__THE REQUEST__.
Copy every line from the one that holds "Read out every word on this page." to the end of the records below, exactly and with nothing else, but without any pictures.

[START OF DATASET RECORDS]

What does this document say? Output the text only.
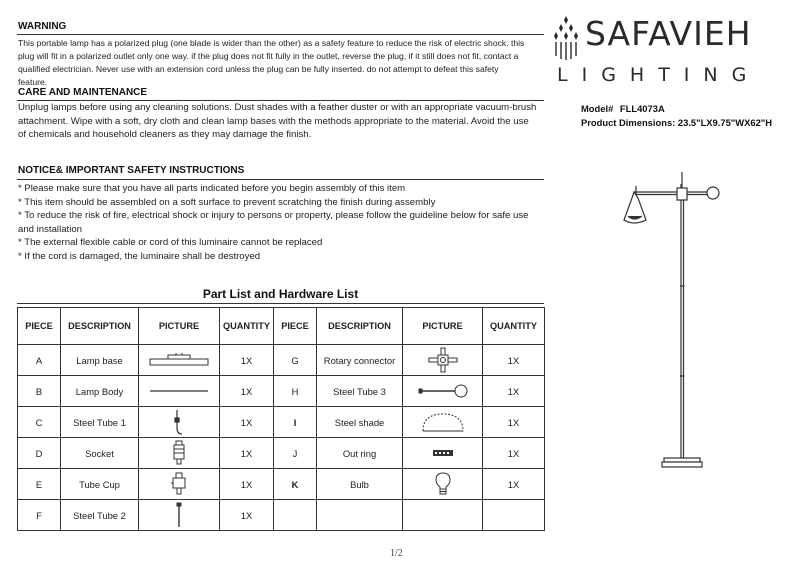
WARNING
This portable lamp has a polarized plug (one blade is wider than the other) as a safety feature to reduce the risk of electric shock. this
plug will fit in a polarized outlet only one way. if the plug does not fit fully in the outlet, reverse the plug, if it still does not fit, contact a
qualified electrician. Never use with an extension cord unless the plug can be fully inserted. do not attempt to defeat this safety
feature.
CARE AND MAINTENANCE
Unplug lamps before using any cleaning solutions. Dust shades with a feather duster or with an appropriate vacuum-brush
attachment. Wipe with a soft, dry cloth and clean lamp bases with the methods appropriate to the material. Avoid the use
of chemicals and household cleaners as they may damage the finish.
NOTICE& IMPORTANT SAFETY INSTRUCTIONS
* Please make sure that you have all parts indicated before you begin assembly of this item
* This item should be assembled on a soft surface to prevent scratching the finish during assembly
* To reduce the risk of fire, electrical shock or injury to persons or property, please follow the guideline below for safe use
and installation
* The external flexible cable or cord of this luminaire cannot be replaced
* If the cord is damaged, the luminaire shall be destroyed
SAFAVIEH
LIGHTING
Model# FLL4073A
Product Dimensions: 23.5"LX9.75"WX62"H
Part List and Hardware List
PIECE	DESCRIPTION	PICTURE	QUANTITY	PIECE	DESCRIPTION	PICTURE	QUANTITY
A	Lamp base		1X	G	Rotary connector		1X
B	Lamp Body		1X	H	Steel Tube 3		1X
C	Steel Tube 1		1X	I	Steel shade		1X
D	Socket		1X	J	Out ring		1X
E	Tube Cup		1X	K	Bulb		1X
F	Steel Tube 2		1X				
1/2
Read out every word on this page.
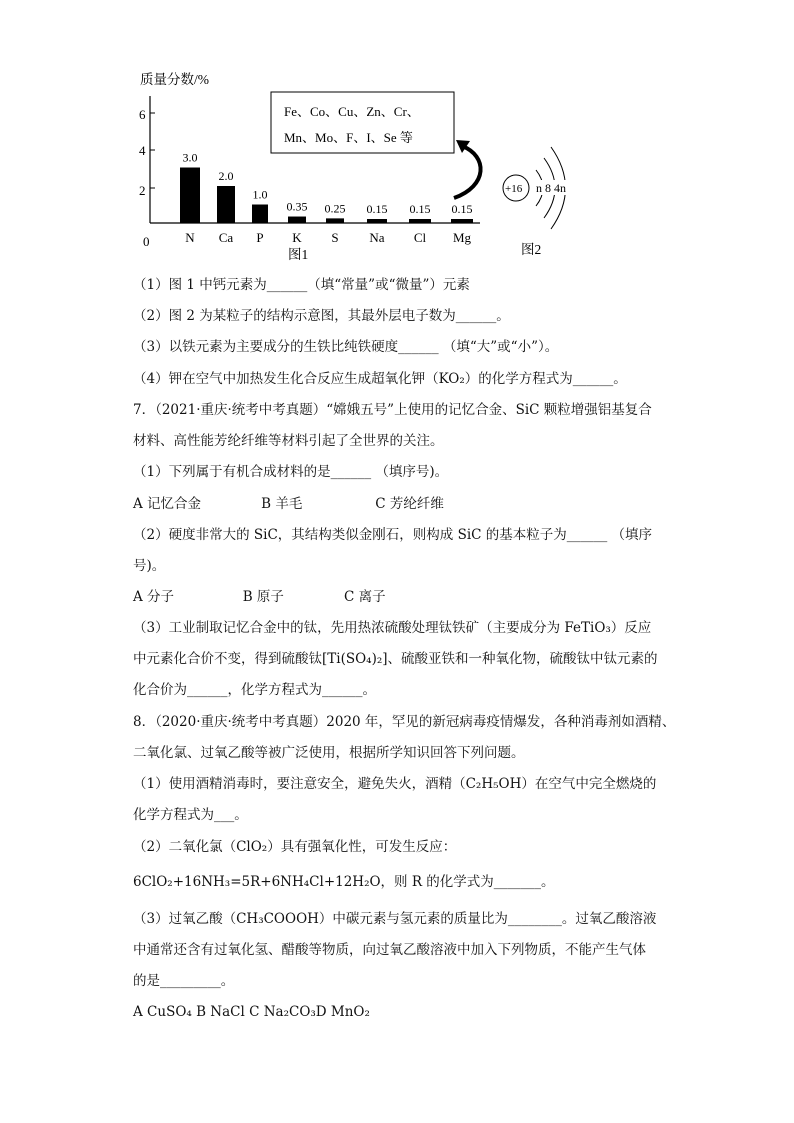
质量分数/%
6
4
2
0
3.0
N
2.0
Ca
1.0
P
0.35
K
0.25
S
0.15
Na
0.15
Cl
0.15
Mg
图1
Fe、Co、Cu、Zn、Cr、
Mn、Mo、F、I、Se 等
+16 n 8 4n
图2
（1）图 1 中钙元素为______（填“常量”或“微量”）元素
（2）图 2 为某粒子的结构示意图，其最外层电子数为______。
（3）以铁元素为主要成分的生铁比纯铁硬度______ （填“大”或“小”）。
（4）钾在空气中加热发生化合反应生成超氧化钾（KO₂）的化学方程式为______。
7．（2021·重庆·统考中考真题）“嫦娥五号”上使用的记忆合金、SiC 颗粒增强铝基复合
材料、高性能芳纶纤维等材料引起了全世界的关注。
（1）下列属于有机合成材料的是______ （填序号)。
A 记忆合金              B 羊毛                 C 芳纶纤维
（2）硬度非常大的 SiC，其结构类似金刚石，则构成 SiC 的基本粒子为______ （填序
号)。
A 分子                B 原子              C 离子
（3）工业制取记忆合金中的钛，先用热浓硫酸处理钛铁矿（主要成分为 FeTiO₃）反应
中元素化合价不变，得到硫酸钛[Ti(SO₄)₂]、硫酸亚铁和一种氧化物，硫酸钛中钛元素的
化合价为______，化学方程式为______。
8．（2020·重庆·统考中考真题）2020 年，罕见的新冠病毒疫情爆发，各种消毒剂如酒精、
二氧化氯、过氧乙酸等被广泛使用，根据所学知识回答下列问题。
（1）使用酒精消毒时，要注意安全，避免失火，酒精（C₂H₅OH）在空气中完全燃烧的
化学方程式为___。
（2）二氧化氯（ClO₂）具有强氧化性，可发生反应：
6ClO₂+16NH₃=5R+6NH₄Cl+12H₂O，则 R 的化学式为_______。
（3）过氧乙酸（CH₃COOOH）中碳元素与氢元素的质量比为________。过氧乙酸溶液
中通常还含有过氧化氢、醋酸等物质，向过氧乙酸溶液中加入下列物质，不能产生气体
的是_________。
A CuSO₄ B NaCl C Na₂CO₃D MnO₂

[END OF DATASET RECORDS]

__REPLY__.
Read out every word on this page.
质量分数/%
6
4
2
0
3.0
N
2.0
Ca
1.0
P
0.35
K
0.25
S
0.15
Na
0.15
Cl
0.15
Mg
图1
Fe、Co、Cu、Zn、Cr、
Mn、Mo、F、I、Se 等
+16 n 8 4n
图2
（1）图 1 中钙元素为______（填“常量”或“微量”）元素
（2）图 2 为某粒子的结构示意图，其最外层电子数为______。
（3）以铁元素为主要成分的生铁比纯铁硬度______ （填“大”或“小”）。
（4）钾在空气中加热发生化合反应生成超氧化钾（KO₂）的化学方程式为______。
7．（2021·重庆·统考中考真题）“嫦娥五号”上使用的记忆合金、SiC 颗粒增强铝基复合
材料、高性能芳纶纤维等材料引起了全世界的关注。
（1）下列属于有机合成材料的是______ （填序号)。
A 记忆合金              B 羊毛                 C 芳纶纤维
（2）硬度非常大的 SiC，其结构类似金刚石，则构成 SiC 的基本粒子为______ （填序
号)。
A 分子                B 原子              C 离子
（3）工业制取记忆合金中的钛，先用热浓硫酸处理钛铁矿（主要成分为 FeTiO₃）反应
中元素化合价不变，得到硫酸钛[Ti(SO₄)₂]、硫酸亚铁和一种氧化物，硫酸钛中钛元素的
化合价为______，化学方程式为______。
8．（2020·重庆·统考中考真题）2020 年，罕见的新冠病毒疫情爆发，各种消毒剂如酒精、
二氧化氯、过氧乙酸等被广泛使用，根据所学知识回答下列问题。
（1）使用酒精消毒时，要注意安全，避免失火，酒精（C₂H₅OH）在空气中完全燃烧的
化学方程式为___。
（2）二氧化氯（ClO₂）具有强氧化性，可发生反应：
6ClO₂+16NH₃=5R+6NH₄Cl+12H₂O，则 R 的化学式为_______。
（3）过氧乙酸（CH₃COOOH）中碳元素与氢元素的质量比为________。过氧乙酸溶液
中通常还含有过氧化氢、醋酸等物质，向过氧乙酸溶液中加入下列物质，不能产生气体
的是_________。
A CuSO₄ B NaCl C Na₂CO₃D MnO₂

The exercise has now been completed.